Single out the lines of the material that contain "Free" and copy them.

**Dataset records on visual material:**
** Begin **
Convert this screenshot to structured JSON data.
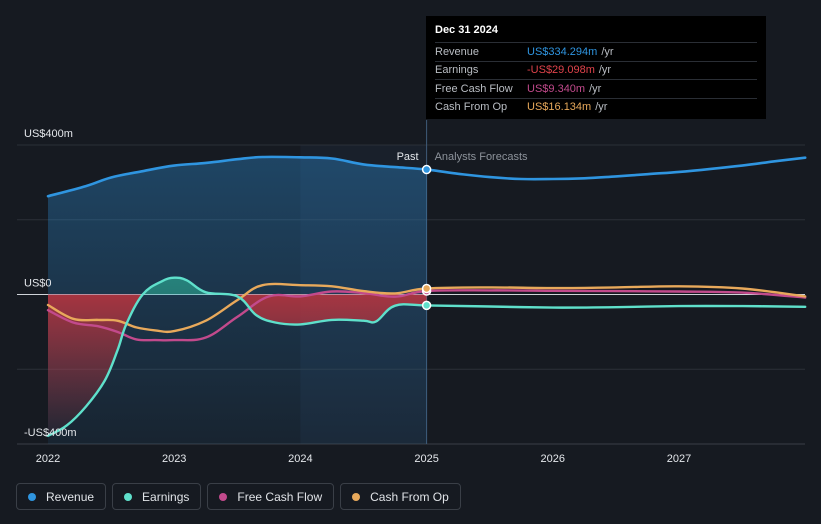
{
  "chart_data": {
    "type": "line",
    "y_unit_prefix": "US$",
    "y_unit_suffix": "m",
    "ylim": [
      -400,
      400
    ],
    "y_tick_labels": [
      {
        "value": 400,
        "label": "US$400m"
      },
      {
        "value": 0,
        "label": "US$0"
      },
      {
        "value": -400,
        "label": "-US$400m"
      }
    ],
    "xlim": [
      2021.98,
      2028.0
    ],
    "x_tick_labels": [
      "2022",
      "2023",
      "2024",
      "2025",
      "2026",
      "2027"
    ],
    "x_ticks": [
      2022,
      2023,
      2024,
      2025,
      2026,
      2027
    ],
    "divider_x": 2025.0,
    "past_label": "Past",
    "forecast_label": "Analysts Forecasts",
    "series": [
      {
        "name": "Revenue",
        "color": "#2f95e0",
        "points": [
          [
            2022.0,
            263
          ],
          [
            2022.3,
            290
          ],
          [
            2022.5,
            313
          ],
          [
            2022.75,
            330
          ],
          [
            2023.0,
            345
          ],
          [
            2023.25,
            352
          ],
          [
            2023.5,
            362
          ],
          [
            2023.7,
            368
          ],
          [
            2024.0,
            367
          ],
          [
            2024.25,
            364
          ],
          [
            2024.5,
            348
          ],
          [
            2024.75,
            341
          ],
          [
            2025.0,
            334.294
          ],
          [
            2025.25,
            323
          ],
          [
            2025.5,
            314
          ],
          [
            2025.75,
            309
          ],
          [
            2026.0,
            309
          ],
          [
            2026.25,
            311
          ],
          [
            2026.5,
            316
          ],
          [
            2026.75,
            322
          ],
          [
            2027.0,
            328
          ],
          [
            2027.25,
            336
          ],
          [
            2027.5,
            345
          ],
          [
            2027.75,
            356
          ],
          [
            2028.0,
            366
          ]
        ]
      },
      {
        "name": "Earnings",
        "color": "#5fe0cb",
        "points": [
          [
            2022.0,
            -378
          ],
          [
            2022.15,
            -350
          ],
          [
            2022.3,
            -300
          ],
          [
            2022.45,
            -230
          ],
          [
            2022.55,
            -150
          ],
          [
            2022.62,
            -80
          ],
          [
            2022.75,
            0
          ],
          [
            2022.9,
            35
          ],
          [
            2023.0,
            45
          ],
          [
            2023.1,
            38
          ],
          [
            2023.25,
            6
          ],
          [
            2023.5,
            -5
          ],
          [
            2023.65,
            -55
          ],
          [
            2023.8,
            -75
          ],
          [
            2024.0,
            -80
          ],
          [
            2024.25,
            -68
          ],
          [
            2024.5,
            -70
          ],
          [
            2024.6,
            -72
          ],
          [
            2024.75,
            -30
          ],
          [
            2025.0,
            -29.098
          ],
          [
            2025.5,
            -32
          ],
          [
            2026.0,
            -35
          ],
          [
            2026.5,
            -34
          ],
          [
            2027.0,
            -31
          ],
          [
            2027.5,
            -31
          ],
          [
            2028.0,
            -33
          ]
        ]
      },
      {
        "name": "Free Cash Flow",
        "color": "#c24a8c",
        "points": [
          [
            2022.0,
            -42
          ],
          [
            2022.2,
            -75
          ],
          [
            2022.4,
            -85
          ],
          [
            2022.55,
            -100
          ],
          [
            2022.7,
            -120
          ],
          [
            2022.85,
            -122
          ],
          [
            2023.0,
            -122
          ],
          [
            2023.25,
            -115
          ],
          [
            2023.5,
            -60
          ],
          [
            2023.75,
            -5
          ],
          [
            2024.0,
            -5
          ],
          [
            2024.25,
            8
          ],
          [
            2024.5,
            4
          ],
          [
            2024.75,
            -6
          ],
          [
            2025.0,
            9.34
          ],
          [
            2025.5,
            11
          ],
          [
            2026.0,
            10
          ],
          [
            2026.5,
            9
          ],
          [
            2027.0,
            8
          ],
          [
            2027.5,
            5
          ],
          [
            2028.0,
            -8
          ]
        ]
      },
      {
        "name": "Cash From Op",
        "color": "#e8a95b",
        "points": [
          [
            2022.0,
            -28
          ],
          [
            2022.2,
            -65
          ],
          [
            2022.4,
            -68
          ],
          [
            2022.55,
            -70
          ],
          [
            2022.7,
            -88
          ],
          [
            2022.85,
            -96
          ],
          [
            2023.0,
            -98
          ],
          [
            2023.25,
            -70
          ],
          [
            2023.5,
            -15
          ],
          [
            2023.7,
            25
          ],
          [
            2024.0,
            25
          ],
          [
            2024.25,
            22
          ],
          [
            2024.5,
            9
          ],
          [
            2024.75,
            3
          ],
          [
            2025.0,
            16.134
          ],
          [
            2025.5,
            19
          ],
          [
            2026.0,
            17
          ],
          [
            2026.5,
            19
          ],
          [
            2027.0,
            22
          ],
          [
            2027.5,
            16
          ],
          [
            2028.0,
            -5
          ]
        ]
      }
    ],
    "highlight": {
      "x": 2025.0,
      "date": "Dec 31 2024",
      "rows": [
        {
          "label": "Revenue",
          "value": "US$334.294m",
          "unit": "/yr",
          "color": "#2f95e0"
        },
        {
          "label": "Earnings",
          "value": "-US$29.098m",
          "unit": "/yr",
          "color": "#e0434b"
        },
        {
          "label": "Free Cash Flow",
          "value": "US$9.340m",
          "unit": "/yr",
          "color": "#c24a8c"
        },
        {
          "label": "Cash From Op",
          "value": "US$16.134m",
          "unit": "/yr",
          "color": "#e8a95b"
        }
      ]
    }
  },
  "legend": [
    {
      "label": "Revenue",
      "color": "#2f95e0"
    },
    {
      "label": "Earnings",
      "color": "#5fe0cb"
    },
    {
      "label": "Free Cash Flow",
      "color": "#c24a8c"
    },
    {
      "label": "Cash From Op",
      "color": "#e8a95b"
    }
  ]
}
** End **
**The response:**
        "name": "Free Cash Flow",
          "label": "Free Cash Flow",
      "label": "Free Cash Flow",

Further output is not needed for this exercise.